GOAL — Find every line in the data below that contains the string "header", and copy each of those lines.

RECORDS TO PROCESS —
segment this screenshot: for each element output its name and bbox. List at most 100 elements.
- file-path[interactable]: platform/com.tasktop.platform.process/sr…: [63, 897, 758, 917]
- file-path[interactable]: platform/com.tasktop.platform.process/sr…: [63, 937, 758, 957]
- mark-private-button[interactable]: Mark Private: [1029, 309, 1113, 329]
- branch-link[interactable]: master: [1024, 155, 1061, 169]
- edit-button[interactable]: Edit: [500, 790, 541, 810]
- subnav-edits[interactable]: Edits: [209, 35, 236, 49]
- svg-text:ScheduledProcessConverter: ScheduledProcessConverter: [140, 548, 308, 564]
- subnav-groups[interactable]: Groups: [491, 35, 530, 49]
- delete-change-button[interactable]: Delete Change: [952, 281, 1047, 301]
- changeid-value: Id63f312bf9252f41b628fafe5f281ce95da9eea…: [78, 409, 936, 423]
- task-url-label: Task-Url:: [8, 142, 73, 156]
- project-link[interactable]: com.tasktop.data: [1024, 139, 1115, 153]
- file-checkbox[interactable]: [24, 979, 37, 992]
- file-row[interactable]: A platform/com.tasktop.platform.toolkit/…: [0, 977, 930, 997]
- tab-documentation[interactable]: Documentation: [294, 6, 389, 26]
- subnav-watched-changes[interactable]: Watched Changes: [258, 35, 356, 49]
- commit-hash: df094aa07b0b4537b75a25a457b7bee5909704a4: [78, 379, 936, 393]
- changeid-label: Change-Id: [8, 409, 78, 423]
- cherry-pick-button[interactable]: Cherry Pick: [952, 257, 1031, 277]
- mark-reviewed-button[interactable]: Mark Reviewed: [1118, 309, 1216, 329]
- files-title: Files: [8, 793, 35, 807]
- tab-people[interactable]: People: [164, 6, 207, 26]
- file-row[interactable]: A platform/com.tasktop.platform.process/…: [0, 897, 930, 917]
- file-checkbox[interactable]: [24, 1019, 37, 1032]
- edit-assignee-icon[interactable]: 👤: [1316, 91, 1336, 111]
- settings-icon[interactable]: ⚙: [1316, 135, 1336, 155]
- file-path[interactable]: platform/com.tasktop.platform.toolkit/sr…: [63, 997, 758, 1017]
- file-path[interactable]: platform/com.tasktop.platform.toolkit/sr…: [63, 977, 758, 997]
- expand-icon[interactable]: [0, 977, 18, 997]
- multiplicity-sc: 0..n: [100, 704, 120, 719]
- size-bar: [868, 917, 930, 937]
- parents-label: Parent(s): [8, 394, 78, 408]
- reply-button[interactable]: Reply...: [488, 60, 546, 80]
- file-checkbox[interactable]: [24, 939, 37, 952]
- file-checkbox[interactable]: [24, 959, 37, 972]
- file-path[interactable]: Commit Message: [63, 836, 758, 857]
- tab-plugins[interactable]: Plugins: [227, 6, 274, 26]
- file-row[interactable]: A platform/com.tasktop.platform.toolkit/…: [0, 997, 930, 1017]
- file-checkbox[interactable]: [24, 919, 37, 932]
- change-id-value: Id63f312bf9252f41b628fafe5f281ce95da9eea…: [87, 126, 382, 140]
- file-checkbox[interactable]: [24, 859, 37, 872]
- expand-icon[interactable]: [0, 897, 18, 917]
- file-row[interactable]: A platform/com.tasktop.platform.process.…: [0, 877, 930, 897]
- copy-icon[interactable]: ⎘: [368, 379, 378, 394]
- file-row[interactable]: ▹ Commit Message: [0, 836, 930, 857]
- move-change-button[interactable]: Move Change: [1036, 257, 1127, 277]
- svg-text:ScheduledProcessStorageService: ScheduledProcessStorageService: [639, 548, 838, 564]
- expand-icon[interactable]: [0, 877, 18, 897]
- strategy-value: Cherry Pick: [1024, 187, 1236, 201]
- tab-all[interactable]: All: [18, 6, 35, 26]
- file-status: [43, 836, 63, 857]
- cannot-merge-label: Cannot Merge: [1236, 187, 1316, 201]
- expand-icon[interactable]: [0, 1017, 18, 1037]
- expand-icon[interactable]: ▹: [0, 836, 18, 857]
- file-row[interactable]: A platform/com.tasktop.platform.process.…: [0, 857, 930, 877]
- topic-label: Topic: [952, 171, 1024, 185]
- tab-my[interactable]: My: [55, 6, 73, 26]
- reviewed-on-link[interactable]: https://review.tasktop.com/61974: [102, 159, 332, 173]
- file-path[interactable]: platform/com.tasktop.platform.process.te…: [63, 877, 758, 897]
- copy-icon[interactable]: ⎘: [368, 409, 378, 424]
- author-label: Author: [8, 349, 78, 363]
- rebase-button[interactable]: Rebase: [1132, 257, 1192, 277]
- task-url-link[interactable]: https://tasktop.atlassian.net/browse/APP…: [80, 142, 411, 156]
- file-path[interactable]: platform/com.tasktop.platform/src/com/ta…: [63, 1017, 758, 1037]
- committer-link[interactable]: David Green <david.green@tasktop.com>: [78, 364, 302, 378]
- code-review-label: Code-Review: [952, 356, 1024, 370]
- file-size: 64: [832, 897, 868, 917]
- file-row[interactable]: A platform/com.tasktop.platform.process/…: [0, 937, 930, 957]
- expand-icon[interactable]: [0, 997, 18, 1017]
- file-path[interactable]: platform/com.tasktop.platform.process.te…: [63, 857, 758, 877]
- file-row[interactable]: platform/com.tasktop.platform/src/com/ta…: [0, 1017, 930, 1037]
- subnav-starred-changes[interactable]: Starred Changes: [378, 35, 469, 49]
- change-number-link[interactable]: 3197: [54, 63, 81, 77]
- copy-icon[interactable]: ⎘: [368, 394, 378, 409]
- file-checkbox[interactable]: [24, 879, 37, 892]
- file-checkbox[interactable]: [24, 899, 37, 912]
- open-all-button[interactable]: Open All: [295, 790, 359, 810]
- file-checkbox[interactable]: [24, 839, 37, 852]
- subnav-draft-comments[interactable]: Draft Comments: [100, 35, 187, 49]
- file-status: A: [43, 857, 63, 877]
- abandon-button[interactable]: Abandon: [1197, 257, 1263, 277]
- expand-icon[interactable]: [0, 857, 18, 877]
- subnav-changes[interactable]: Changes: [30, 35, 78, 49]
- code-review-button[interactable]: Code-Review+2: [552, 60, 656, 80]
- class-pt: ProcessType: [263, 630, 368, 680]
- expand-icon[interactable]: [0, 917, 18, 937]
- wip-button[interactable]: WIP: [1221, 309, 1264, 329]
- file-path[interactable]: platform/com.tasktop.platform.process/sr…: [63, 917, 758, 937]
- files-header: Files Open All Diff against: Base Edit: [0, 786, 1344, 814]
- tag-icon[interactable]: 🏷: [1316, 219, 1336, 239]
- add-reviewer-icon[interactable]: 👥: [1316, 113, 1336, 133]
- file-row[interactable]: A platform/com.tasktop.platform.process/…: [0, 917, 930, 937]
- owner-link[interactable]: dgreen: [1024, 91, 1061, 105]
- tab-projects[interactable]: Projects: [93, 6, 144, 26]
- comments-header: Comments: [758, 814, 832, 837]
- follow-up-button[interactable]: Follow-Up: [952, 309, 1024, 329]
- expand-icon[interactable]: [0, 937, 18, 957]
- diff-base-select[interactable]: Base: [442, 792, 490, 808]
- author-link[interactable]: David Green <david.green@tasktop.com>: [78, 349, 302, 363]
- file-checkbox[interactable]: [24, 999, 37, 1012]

OUTPUT BELOW —
- files-header: Files Open All Diff against: Base Edit: [0, 786, 1344, 814]
- comments-header: Comments: [758, 814, 832, 837]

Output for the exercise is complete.